Exercise task
Pick out the lines below that contain the string "Manáos" and copy them all.
________________
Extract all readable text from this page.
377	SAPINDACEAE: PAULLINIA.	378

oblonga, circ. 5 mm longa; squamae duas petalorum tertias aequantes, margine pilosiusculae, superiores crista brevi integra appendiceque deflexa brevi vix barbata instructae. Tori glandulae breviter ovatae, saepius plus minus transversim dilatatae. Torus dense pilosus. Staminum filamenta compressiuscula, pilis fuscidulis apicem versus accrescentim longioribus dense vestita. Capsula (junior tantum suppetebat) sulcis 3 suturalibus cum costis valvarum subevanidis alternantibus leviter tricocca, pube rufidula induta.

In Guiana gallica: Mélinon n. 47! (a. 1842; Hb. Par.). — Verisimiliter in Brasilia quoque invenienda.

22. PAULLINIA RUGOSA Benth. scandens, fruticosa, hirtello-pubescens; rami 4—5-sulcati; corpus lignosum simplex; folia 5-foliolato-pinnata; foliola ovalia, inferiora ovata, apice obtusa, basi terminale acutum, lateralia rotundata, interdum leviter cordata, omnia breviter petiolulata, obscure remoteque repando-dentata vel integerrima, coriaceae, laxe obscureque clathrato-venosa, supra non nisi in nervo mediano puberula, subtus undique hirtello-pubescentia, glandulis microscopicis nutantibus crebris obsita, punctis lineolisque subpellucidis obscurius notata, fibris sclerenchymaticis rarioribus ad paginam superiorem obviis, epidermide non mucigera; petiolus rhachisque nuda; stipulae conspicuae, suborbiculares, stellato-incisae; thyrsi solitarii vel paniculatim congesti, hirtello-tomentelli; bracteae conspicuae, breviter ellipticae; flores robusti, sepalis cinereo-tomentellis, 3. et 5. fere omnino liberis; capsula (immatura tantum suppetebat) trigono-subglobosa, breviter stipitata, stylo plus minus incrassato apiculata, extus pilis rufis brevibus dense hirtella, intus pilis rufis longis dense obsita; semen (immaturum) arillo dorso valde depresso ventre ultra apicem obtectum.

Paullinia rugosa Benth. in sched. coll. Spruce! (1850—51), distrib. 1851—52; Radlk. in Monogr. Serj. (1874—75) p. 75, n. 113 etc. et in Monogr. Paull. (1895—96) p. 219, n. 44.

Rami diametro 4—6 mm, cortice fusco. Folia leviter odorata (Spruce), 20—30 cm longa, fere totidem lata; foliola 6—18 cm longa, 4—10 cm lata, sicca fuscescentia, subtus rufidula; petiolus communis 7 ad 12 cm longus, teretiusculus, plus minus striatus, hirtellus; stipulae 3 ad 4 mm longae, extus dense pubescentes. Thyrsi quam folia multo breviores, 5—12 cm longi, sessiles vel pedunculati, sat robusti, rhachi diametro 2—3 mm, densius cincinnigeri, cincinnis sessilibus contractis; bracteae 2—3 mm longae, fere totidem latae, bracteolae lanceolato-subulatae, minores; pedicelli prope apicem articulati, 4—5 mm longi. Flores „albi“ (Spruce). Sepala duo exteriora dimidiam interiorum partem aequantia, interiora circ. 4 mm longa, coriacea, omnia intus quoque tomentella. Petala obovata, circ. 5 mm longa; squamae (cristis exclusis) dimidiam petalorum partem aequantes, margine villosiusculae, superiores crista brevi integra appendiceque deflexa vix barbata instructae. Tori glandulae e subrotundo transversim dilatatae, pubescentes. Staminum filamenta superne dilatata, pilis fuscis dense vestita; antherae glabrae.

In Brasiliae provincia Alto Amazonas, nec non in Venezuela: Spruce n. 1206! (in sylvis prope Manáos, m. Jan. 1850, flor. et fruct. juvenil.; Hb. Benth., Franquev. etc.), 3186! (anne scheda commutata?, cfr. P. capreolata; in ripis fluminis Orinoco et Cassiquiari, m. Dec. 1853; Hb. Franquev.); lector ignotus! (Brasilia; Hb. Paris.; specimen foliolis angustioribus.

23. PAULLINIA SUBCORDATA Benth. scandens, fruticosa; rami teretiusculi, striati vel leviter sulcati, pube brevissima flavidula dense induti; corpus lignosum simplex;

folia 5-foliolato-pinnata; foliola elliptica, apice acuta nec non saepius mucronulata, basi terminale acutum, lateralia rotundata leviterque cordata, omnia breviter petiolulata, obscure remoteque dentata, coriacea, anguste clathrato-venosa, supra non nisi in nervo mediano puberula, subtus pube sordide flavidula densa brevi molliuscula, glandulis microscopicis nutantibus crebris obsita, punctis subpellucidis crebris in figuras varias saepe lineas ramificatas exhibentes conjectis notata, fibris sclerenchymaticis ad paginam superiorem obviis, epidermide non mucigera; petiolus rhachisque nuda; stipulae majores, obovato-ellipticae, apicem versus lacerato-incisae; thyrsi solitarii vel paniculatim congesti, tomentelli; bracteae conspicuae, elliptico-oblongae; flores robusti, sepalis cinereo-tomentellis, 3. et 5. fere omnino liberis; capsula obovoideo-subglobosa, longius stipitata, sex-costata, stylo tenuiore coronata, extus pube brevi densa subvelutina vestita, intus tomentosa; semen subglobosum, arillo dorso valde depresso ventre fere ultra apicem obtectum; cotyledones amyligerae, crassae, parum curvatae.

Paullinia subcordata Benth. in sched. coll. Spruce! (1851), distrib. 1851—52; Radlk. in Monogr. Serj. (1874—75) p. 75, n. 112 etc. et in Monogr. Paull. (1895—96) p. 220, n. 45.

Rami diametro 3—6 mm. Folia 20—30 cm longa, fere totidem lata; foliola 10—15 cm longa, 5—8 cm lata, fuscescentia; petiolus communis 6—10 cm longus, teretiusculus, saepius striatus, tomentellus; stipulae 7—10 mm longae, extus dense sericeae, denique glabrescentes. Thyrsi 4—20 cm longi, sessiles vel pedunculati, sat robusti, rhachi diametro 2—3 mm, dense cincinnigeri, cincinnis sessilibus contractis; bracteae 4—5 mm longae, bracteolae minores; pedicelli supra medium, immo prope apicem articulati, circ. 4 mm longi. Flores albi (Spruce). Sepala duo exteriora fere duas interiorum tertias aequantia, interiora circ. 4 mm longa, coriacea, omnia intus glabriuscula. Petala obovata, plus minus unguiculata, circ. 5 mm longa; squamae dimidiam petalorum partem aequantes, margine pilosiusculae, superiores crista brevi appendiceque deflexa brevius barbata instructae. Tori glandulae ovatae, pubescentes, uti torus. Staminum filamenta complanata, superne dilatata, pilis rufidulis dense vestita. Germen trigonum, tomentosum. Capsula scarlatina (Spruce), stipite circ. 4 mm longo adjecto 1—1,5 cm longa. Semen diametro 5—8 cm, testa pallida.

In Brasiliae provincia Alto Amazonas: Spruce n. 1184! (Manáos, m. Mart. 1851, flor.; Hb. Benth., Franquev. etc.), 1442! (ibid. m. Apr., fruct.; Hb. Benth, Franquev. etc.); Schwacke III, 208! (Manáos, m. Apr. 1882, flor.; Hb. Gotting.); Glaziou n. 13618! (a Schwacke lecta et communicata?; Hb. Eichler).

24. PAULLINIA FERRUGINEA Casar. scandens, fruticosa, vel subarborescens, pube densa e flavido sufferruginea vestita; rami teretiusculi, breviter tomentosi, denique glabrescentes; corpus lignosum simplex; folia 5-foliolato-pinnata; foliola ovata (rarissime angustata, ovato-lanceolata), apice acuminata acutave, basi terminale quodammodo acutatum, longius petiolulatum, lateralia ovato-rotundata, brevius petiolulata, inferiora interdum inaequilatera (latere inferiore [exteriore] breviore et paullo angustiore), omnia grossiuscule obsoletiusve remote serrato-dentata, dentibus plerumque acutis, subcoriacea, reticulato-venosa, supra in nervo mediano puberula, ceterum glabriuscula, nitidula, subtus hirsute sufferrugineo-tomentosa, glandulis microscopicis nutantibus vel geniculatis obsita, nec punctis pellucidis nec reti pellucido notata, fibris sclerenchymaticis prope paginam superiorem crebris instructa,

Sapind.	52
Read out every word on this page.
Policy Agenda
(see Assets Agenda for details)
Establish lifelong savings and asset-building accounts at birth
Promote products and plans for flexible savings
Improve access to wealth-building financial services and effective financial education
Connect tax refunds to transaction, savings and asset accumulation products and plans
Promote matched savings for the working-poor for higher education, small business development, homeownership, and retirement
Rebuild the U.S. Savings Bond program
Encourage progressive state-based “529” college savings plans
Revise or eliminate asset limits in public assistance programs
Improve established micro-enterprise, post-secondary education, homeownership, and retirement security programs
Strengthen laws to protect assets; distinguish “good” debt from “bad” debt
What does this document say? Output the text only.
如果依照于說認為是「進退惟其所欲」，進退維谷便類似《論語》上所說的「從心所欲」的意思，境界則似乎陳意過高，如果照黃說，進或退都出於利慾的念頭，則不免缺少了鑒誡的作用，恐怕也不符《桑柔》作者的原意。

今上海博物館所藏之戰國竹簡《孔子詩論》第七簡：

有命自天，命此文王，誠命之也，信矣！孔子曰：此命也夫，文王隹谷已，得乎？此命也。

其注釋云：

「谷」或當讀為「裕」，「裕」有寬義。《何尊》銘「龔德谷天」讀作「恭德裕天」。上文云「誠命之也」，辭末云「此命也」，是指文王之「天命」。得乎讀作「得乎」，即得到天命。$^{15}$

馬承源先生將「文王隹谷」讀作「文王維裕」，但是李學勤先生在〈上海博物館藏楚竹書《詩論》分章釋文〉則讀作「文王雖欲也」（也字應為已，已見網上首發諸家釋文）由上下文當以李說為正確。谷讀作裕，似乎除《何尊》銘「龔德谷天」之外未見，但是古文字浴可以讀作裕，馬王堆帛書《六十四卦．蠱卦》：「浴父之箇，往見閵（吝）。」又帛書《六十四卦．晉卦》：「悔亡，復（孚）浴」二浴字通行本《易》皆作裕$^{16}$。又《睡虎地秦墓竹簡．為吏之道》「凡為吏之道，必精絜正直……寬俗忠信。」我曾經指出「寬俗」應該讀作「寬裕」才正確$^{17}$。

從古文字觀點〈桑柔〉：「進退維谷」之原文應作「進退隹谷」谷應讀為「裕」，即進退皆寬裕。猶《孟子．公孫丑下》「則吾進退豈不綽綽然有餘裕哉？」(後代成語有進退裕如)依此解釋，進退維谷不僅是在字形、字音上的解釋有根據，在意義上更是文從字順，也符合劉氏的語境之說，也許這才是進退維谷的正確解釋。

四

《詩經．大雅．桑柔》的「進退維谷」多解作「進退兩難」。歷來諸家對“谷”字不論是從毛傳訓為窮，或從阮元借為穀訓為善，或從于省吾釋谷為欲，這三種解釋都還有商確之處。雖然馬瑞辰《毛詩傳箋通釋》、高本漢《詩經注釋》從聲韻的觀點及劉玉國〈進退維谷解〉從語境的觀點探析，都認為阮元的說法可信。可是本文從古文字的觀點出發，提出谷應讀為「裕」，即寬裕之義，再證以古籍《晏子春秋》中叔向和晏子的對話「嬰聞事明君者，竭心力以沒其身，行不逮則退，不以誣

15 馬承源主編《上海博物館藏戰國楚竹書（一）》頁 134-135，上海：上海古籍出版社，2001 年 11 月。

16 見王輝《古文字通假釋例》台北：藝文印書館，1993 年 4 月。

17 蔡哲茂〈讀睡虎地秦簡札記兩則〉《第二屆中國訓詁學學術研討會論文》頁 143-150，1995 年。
________________
Result of the exercise
In Brasiliae provincia Alto Amazonas, nec non in Venezuela: Spruce n. 1206! (in sylvis prope Manáos, m. Jan. 1850, flor. et fruct. juvenil.; Hb. Benth., Franquev. etc.), 3186! (anne scheda commutata?, cfr. P. capreolata; in ripis fluminis Orinoco et Cassiquiari, m. Dec. 1853; Hb. Franquev.); lector ignotus! (Brasilia; Hb. Paris.; specimen foliolis angustioribus.
In Brasiliae provincia Alto Amazonas: Spruce n. 1184! (Manáos, m. Mart. 1851, flor.; Hb. Benth., Franquev. etc.), 1442! (ibid. m. Apr., fruct.; Hb. Benth, Franquev. etc.); Schwacke III, 208! (Manáos, m. Apr. 1882, flor.; Hb. Gotting.); Glaziou n. 13618! (a Schwacke lecta et communicata?; Hb. Eichler).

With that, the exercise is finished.